[Part of a data file]
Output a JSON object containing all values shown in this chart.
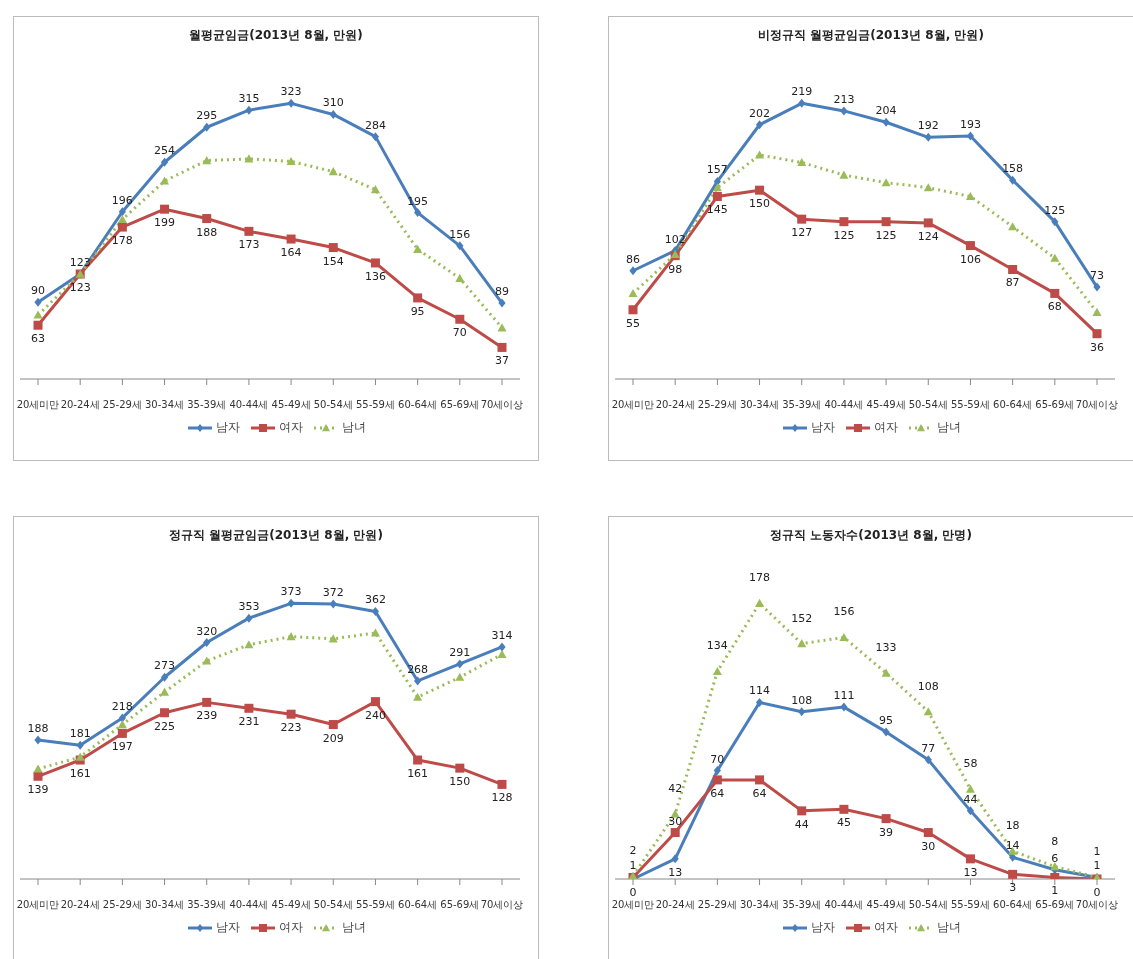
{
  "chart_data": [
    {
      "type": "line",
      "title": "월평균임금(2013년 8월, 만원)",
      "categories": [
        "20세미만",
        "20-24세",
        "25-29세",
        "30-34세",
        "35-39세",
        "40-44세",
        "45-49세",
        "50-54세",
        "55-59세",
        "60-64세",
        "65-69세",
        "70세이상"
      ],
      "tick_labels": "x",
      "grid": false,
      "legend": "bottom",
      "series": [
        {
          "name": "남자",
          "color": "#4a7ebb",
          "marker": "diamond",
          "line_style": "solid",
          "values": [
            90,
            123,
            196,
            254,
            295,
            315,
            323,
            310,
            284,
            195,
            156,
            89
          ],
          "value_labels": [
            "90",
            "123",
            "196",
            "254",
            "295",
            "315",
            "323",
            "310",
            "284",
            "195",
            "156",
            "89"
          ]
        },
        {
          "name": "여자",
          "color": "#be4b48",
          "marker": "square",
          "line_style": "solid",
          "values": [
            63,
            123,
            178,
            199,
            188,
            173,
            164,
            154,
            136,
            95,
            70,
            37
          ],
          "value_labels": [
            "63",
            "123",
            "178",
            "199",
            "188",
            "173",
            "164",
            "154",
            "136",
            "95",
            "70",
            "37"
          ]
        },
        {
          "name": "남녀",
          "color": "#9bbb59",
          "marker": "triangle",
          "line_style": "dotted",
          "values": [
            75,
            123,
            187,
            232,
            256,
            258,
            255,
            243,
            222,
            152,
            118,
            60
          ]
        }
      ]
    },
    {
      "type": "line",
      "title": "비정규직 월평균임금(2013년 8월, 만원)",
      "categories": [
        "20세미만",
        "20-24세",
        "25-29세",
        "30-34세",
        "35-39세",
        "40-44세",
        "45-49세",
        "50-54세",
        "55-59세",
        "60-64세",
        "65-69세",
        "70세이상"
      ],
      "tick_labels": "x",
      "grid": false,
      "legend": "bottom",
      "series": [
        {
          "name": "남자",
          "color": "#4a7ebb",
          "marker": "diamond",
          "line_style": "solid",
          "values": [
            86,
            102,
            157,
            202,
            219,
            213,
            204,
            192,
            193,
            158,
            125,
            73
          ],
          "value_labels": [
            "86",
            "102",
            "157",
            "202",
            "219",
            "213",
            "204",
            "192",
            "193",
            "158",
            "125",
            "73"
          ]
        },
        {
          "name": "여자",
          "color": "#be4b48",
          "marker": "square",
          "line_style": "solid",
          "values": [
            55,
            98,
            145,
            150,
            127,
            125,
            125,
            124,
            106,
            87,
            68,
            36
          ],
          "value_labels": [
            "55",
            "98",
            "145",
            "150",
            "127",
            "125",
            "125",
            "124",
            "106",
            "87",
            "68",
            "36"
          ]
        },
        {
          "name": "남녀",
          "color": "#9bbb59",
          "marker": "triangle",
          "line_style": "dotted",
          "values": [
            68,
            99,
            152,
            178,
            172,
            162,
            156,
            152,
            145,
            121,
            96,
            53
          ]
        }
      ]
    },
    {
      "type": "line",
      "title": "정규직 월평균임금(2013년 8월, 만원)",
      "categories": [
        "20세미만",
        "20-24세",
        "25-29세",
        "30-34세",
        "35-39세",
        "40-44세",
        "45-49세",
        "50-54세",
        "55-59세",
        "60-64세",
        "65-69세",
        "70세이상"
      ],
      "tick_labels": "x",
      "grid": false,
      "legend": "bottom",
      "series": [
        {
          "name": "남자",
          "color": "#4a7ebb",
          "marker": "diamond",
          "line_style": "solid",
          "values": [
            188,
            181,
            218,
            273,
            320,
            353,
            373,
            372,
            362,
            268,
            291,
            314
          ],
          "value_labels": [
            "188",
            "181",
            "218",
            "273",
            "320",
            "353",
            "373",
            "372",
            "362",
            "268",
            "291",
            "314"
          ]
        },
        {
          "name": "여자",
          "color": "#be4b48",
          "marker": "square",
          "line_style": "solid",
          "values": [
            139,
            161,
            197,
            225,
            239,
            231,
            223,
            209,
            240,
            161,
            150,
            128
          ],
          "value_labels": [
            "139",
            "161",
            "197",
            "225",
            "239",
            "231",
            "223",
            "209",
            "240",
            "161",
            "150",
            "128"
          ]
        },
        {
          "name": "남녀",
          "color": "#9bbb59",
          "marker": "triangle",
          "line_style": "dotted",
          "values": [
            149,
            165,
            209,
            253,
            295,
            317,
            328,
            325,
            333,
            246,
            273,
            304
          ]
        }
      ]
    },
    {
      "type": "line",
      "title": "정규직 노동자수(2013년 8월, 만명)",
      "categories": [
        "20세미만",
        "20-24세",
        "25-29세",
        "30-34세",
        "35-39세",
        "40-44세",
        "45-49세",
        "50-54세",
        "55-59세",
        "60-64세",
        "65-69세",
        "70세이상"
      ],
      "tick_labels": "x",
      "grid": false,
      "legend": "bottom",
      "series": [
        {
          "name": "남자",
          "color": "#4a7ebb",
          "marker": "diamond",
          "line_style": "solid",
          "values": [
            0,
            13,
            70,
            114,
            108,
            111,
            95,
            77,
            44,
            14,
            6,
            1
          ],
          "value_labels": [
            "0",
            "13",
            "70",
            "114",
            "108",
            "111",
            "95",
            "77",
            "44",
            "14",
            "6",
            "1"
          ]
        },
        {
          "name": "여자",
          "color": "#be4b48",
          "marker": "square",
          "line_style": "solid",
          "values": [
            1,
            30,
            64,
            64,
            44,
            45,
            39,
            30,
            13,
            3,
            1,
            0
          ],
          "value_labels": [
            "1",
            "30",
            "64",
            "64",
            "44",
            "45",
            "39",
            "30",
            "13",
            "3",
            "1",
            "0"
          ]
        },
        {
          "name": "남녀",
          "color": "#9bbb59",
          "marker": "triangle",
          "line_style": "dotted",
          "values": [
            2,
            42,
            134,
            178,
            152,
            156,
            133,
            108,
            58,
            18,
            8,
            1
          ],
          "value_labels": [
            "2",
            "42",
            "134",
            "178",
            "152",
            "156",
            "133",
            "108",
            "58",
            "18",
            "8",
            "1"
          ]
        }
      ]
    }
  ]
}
--
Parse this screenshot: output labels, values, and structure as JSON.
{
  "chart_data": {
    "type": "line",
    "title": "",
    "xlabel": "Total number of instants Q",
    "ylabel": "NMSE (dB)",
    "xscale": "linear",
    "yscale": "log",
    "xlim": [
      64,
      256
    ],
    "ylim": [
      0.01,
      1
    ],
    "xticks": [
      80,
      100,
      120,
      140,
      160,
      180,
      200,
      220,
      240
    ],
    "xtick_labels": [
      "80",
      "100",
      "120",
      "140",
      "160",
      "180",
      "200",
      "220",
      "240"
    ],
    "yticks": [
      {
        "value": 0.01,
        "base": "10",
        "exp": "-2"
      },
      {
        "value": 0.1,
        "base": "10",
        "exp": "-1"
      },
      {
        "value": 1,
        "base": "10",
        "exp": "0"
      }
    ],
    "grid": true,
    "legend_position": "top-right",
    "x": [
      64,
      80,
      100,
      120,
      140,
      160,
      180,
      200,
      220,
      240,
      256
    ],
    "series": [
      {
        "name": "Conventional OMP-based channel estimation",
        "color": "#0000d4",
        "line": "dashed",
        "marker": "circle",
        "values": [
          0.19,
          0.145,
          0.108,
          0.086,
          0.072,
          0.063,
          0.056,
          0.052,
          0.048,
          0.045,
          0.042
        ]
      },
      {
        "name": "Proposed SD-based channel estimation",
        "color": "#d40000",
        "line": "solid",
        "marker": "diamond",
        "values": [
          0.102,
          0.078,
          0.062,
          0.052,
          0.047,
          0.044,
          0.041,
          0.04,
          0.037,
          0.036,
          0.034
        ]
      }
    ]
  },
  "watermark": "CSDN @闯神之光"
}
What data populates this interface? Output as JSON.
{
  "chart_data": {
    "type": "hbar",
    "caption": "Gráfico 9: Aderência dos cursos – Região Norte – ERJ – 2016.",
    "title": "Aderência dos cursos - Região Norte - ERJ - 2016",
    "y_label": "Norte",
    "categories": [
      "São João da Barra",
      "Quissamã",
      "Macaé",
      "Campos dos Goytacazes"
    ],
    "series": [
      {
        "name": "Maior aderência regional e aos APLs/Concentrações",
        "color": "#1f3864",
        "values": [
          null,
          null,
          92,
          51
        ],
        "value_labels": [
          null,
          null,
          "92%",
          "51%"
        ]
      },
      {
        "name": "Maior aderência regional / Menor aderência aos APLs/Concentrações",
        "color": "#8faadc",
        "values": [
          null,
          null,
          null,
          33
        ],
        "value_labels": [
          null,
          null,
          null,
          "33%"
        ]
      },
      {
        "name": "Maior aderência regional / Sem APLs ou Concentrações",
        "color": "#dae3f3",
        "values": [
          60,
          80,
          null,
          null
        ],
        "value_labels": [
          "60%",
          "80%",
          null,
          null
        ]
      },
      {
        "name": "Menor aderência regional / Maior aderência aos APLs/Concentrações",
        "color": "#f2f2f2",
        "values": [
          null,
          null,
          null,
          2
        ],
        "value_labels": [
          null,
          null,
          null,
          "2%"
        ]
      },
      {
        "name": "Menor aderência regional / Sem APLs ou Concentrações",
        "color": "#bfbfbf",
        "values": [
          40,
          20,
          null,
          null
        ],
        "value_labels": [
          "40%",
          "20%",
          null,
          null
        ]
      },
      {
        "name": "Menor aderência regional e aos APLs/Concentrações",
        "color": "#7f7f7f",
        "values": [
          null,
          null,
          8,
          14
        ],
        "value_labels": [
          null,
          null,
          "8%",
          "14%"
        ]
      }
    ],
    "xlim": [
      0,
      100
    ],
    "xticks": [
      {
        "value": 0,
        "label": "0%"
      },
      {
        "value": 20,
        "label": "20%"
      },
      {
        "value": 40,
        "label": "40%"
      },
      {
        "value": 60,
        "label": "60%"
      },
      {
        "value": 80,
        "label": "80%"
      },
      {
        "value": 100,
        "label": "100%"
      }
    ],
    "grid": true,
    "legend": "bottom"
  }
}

## AIM OF THE EXERCISE
Pick out the lines above containing the word "cursos", then copy them.

## WRITTEN SOLUTION
    "caption": "Gráfico 9: Aderência dos cursos – Região Norte – ERJ – 2016.",
    "title": "Aderência dos cursos - Região Norte - ERJ - 2016",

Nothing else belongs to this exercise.